— Exercise task —
The listing below should be printed exactly, every line of it. Skip the pictures.

Lines of data:
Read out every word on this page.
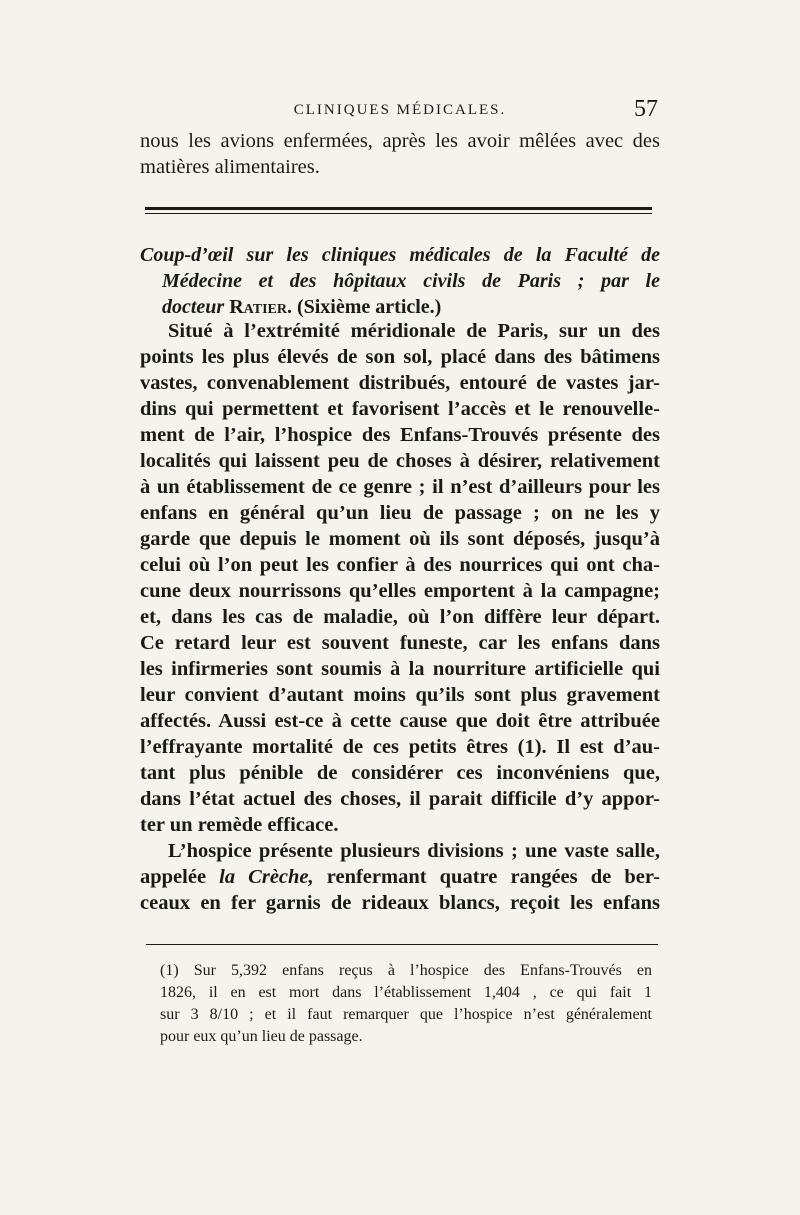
CLINIQUES MÉDICALES.	57
nous les avions enfermées, après les avoir mêlées avec des
matières alimentaires.
Coup-d’œil sur les cliniques médicales de la Faculté de
Médecine et des hôpitaux civils de Paris ; par le
docteur Ratier. (Sixième article.)
Situé à l’extrémité méridionale de Paris, sur un des
points les plus élevés de son sol, placé dans des bâtimens
vastes, convenablement distribués, entouré de vastes jar-
dins qui permettent et favorisent l’accès et le renouvelle-
ment de l’air, l’hospice des Enfans-Trouvés présente des
localités qui laissent peu de choses à désirer, relativement
à un établissement de ce genre ; il n’est d’ailleurs pour les
enfans en général qu’un lieu de passage ; on ne les y
garde que depuis le moment où ils sont déposés, jusqu’à
celui où l’on peut les confier à des nourrices qui ont cha-
cune deux nourrissons qu’elles emportent à la campagne;
et, dans les cas de maladie, où l’on diffère leur départ.
Ce retard leur est souvent funeste, car les enfans dans
les infirmeries sont soumis à la nourriture artificielle qui
leur convient d’autant moins qu’ils sont plus gravement
affectés. Aussi est-ce à cette cause que doit être attribuée
l’effrayante mortalité de ces petits êtres (1). Il est d’au-
tant plus pénible de considérer ces inconvéniens que,
dans l’état actuel des choses, il parait difficile d’y appor-
ter un remède efficace.
L’hospice présente plusieurs divisions ; une vaste salle,
appelée la Crèche, renfermant quatre rangées de ber-
ceaux en fer garnis de rideaux blancs, reçoit les enfans
(1) Sur 5,392 enfans reçus à l’hospice des Enfans-Trouvés en
1826, il en est mort dans l’établissement 1,404 , ce qui fait 1
sur 3 8/10 ; et il faut remarquer que l’hospice n’est généralement
pour eux qu’un lieu de passage.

— Written response —
Read out every word on this page.
CLINIQUES MÉDICALES.	57
nous les avions enfermées, après les avoir mêlées avec des
matières alimentaires.
Coup-d’œil sur les cliniques médicales de la Faculté de
Médecine et des hôpitaux civils de Paris ; par le
docteur Ratier. (Sixième article.)
Situé à l’extrémité méridionale de Paris, sur un des
points les plus élevés de son sol, placé dans des bâtimens
vastes, convenablement distribués, entouré de vastes jar-
dins qui permettent et favorisent l’accès et le renouvelle-
ment de l’air, l’hospice des Enfans-Trouvés présente des
localités qui laissent peu de choses à désirer, relativement
à un établissement de ce genre ; il n’est d’ailleurs pour les
enfans en général qu’un lieu de passage ; on ne les y
garde que depuis le moment où ils sont déposés, jusqu’à
celui où l’on peut les confier à des nourrices qui ont cha-
cune deux nourrissons qu’elles emportent à la campagne;
et, dans les cas de maladie, où l’on diffère leur départ.
Ce retard leur est souvent funeste, car les enfans dans
les infirmeries sont soumis à la nourriture artificielle qui
leur convient d’autant moins qu’ils sont plus gravement
affectés. Aussi est-ce à cette cause que doit être attribuée
l’effrayante mortalité de ces petits êtres (1). Il est d’au-
tant plus pénible de considérer ces inconvéniens que,
dans l’état actuel des choses, il parait difficile d’y appor-
ter un remède efficace.
L’hospice présente plusieurs divisions ; une vaste salle,
appelée la Crèche, renfermant quatre rangées de ber-
ceaux en fer garnis de rideaux blancs, reçoit les enfans
(1) Sur 5,392 enfans reçus à l’hospice des Enfans-Trouvés en
1826, il en est mort dans l’établissement 1,404 , ce qui fait 1
sur 3 8/10 ; et il faut remarquer que l’hospice n’est généralement
pour eux qu’un lieu de passage.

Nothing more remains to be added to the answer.